* GOAL OF THE EXERCISE *
Write out every record below exactly as it appears.

-- -- --

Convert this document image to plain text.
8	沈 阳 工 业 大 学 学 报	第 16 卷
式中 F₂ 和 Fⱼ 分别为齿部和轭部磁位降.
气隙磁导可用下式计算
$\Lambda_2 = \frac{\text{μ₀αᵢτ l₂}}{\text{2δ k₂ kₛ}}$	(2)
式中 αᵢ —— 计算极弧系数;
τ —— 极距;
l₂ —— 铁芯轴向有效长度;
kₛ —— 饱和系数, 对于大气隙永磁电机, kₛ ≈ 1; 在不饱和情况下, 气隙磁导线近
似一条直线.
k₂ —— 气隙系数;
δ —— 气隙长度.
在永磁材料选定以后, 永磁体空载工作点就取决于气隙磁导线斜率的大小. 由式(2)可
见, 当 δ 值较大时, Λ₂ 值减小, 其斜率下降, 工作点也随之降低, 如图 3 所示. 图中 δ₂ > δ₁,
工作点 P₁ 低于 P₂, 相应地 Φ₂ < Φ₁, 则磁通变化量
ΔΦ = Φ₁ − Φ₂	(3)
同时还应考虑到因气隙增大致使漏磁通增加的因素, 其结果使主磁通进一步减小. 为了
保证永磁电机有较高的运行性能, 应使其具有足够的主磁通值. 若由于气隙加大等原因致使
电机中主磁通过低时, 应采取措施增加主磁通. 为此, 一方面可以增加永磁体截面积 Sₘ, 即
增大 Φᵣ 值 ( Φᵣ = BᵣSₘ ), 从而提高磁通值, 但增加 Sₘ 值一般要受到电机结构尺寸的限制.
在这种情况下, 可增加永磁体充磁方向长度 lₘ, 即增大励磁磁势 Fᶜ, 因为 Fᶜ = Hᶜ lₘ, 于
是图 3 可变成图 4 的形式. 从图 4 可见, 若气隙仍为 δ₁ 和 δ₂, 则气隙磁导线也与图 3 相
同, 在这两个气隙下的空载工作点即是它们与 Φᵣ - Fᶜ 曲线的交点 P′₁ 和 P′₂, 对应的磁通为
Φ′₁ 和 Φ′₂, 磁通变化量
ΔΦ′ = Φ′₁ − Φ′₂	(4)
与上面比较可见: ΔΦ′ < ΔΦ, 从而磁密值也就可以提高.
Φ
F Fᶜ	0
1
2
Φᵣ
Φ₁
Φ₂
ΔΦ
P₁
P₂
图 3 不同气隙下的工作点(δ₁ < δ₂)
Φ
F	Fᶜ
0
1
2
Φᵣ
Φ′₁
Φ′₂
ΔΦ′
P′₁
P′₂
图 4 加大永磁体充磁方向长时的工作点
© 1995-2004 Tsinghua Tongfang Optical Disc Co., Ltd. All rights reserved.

-- -- --

* WRITTEN SOLUTION *
Convert this document image to plain text.
8	沈 阳 工 业 大 学 学 报	第 16 卷
式中 F₂ 和 Fⱼ 分别为齿部和轭部磁位降.
气隙磁导可用下式计算
$\Lambda_2 = \frac{\text{μ₀αᵢτ l₂}}{\text{2δ k₂ kₛ}}$	(2)
式中 αᵢ —— 计算极弧系数;
τ —— 极距;
l₂ —— 铁芯轴向有效长度;
kₛ —— 饱和系数, 对于大气隙永磁电机, kₛ ≈ 1; 在不饱和情况下, 气隙磁导线近
似一条直线.
k₂ —— 气隙系数;
δ —— 气隙长度.
在永磁材料选定以后, 永磁体空载工作点就取决于气隙磁导线斜率的大小. 由式(2)可
见, 当 δ 值较大时, Λ₂ 值减小, 其斜率下降, 工作点也随之降低, 如图 3 所示. 图中 δ₂ > δ₁,
工作点 P₁ 低于 P₂, 相应地 Φ₂ < Φ₁, 则磁通变化量
ΔΦ = Φ₁ − Φ₂	(3)
同时还应考虑到因气隙增大致使漏磁通增加的因素, 其结果使主磁通进一步减小. 为了
保证永磁电机有较高的运行性能, 应使其具有足够的主磁通值. 若由于气隙加大等原因致使
电机中主磁通过低时, 应采取措施增加主磁通. 为此, 一方面可以增加永磁体截面积 Sₘ, 即
增大 Φᵣ 值 ( Φᵣ = BᵣSₘ ), 从而提高磁通值, 但增加 Sₘ 值一般要受到电机结构尺寸的限制.
在这种情况下, 可增加永磁体充磁方向长度 lₘ, 即增大励磁磁势 Fᶜ, 因为 Fᶜ = Hᶜ lₘ, 于
是图 3 可变成图 4 的形式. 从图 4 可见, 若气隙仍为 δ₁ 和 δ₂, 则气隙磁导线也与图 3 相
同, 在这两个气隙下的空载工作点即是它们与 Φᵣ - Fᶜ 曲线的交点 P′₁ 和 P′₂, 对应的磁通为
Φ′₁ 和 Φ′₂, 磁通变化量
ΔΦ′ = Φ′₁ − Φ′₂	(4)
与上面比较可见: ΔΦ′ < ΔΦ, 从而磁密值也就可以提高.
Φ
F Fᶜ	0
1
2
Φᵣ
Φ₁
Φ₂
ΔΦ
P₁
P₂
图 3 不同气隙下的工作点(δ₁ < δ₂)
Φ
F	Fᶜ
0
1
2
Φᵣ
Φ′₁
Φ′₂
ΔΦ′
P′₁
P′₂
图 4 加大永磁体充磁方向长时的工作点
© 1995-2004 Tsinghua Tongfang Optical Disc Co., Ltd. All rights reserved.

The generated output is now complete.